-- START OF EXCERPTED DATA --
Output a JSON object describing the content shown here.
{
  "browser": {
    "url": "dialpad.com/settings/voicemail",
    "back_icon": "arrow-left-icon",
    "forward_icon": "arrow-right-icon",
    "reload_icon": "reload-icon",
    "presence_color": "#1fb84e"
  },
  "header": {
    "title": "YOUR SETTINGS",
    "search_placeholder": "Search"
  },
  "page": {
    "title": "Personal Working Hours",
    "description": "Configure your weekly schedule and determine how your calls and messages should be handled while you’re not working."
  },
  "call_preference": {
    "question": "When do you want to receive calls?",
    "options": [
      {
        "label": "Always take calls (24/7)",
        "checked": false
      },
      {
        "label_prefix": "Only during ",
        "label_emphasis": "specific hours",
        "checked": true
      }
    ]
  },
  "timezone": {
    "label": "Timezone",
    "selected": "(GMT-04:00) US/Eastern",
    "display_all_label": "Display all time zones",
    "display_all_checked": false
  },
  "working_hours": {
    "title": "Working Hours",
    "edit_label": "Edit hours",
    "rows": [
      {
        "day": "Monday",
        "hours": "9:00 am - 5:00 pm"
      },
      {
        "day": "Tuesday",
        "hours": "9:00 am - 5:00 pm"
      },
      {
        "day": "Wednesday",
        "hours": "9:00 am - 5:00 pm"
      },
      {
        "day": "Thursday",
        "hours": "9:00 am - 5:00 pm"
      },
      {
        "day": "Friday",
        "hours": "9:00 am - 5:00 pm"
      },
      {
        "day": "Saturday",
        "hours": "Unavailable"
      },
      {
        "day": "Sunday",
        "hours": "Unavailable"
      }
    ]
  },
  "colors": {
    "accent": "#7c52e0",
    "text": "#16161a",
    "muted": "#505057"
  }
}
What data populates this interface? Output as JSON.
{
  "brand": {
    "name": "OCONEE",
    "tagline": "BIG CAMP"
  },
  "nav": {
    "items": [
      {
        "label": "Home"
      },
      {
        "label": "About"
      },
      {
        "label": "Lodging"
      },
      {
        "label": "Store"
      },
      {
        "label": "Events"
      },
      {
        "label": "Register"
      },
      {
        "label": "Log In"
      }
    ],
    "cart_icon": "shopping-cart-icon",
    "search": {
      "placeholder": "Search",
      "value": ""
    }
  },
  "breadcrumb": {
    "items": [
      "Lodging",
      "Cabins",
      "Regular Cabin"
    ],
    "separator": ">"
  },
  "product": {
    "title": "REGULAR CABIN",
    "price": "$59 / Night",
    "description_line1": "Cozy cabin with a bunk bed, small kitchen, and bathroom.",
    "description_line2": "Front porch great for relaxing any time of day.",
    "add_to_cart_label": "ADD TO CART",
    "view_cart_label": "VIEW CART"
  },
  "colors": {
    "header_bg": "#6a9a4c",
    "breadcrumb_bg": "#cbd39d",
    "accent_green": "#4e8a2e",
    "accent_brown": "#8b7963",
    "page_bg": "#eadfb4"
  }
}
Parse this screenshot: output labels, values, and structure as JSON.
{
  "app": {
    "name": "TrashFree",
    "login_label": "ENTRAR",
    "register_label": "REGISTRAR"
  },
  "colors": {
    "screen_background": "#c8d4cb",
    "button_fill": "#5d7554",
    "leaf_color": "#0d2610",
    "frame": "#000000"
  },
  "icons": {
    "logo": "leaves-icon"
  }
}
-- END OF EXCERPTED DATA --
Extract every record and return it verbatim.

Output a JSON object describing the content shown here.
{
  "browser": {
    "url": "dialpad.com/settings/voicemail",
    "back_icon": "arrow-left-icon",
    "forward_icon": "arrow-right-icon",
    "reload_icon": "reload-icon",
    "presence_color": "#1fb84e"
  },
  "header": {
    "title": "YOUR SETTINGS",
    "search_placeholder": "Search"
  },
  "page": {
    "title": "Personal Working Hours",
    "description": "Configure your weekly schedule and determine how your calls and messages should be handled while you’re not working."
  },
  "call_preference": {
    "question": "When do you want to receive calls?",
    "options": [
      {
        "label": "Always take calls (24/7)",
        "checked": false
      },
      {
        "label_prefix": "Only during ",
        "label_emphasis": "specific hours",
        "checked": true
      }
    ]
  },
  "timezone": {
    "label": "Timezone",
    "selected": "(GMT-04:00) US/Eastern",
    "display_all_label": "Display all time zones",
    "display_all_checked": false
  },
  "working_hours": {
    "title": "Working Hours",
    "edit_label": "Edit hours",
    "rows": [
      {
        "day": "Monday",
        "hours": "9:00 am - 5:00 pm"
      },
      {
        "day": "Tuesday",
        "hours": "9:00 am - 5:00 pm"
      },
      {
        "day": "Wednesday",
        "hours": "9:00 am - 5:00 pm"
      },
      {
        "day": "Thursday",
        "hours": "9:00 am - 5:00 pm"
      },
      {
        "day": "Friday",
        "hours": "9:00 am - 5:00 pm"
      },
      {
        "day": "Saturday",
        "hours": "Unavailable"
      },
      {
        "day": "Sunday",
        "hours": "Unavailable"
      }
    ]
  },
  "colors": {
    "accent": "#7c52e0",
    "text": "#16161a",
    "muted": "#505057"
  }
}
What data populates this interface? Output as JSON.
{
  "brand": {
    "name": "OCONEE",
    "tagline": "BIG CAMP"
  },
  "nav": {
    "items": [
      {
        "label": "Home"
      },
      {
        "label": "About"
      },
      {
        "label": "Lodging"
      },
      {
        "label": "Store"
      },
      {
        "label": "Events"
      },
      {
        "label": "Register"
      },
      {
        "label": "Log In"
      }
    ],
    "cart_icon": "shopping-cart-icon",
    "search": {
      "placeholder": "Search",
      "value": ""
    }
  },
  "breadcrumb": {
    "items": [
      "Lodging",
      "Cabins",
      "Regular Cabin"
    ],
    "separator": ">"
  },
  "product": {
    "title": "REGULAR CABIN",
    "price": "$59 / Night",
    "description_line1": "Cozy cabin with a bunk bed, small kitchen, and bathroom.",
    "description_line2": "Front porch great for relaxing any time of day.",
    "add_to_cart_label": "ADD TO CART",
    "view_cart_label": "VIEW CART"
  },
  "colors": {
    "header_bg": "#6a9a4c",
    "breadcrumb_bg": "#cbd39d",
    "accent_green": "#4e8a2e",
    "accent_brown": "#8b7963",
    "page_bg": "#eadfb4"
  }
}
Parse this screenshot: output labels, values, and structure as JSON.
{
  "app": {
    "name": "TrashFree",
    "login_label": "ENTRAR",
    "register_label": "REGISTRAR"
  },
  "colors": {
    "screen_background": "#c8d4cb",
    "button_fill": "#5d7554",
    "leaf_color": "#0d2610",
    "frame": "#000000"
  },
  "icons": {
    "logo": "leaves-icon"
  }
}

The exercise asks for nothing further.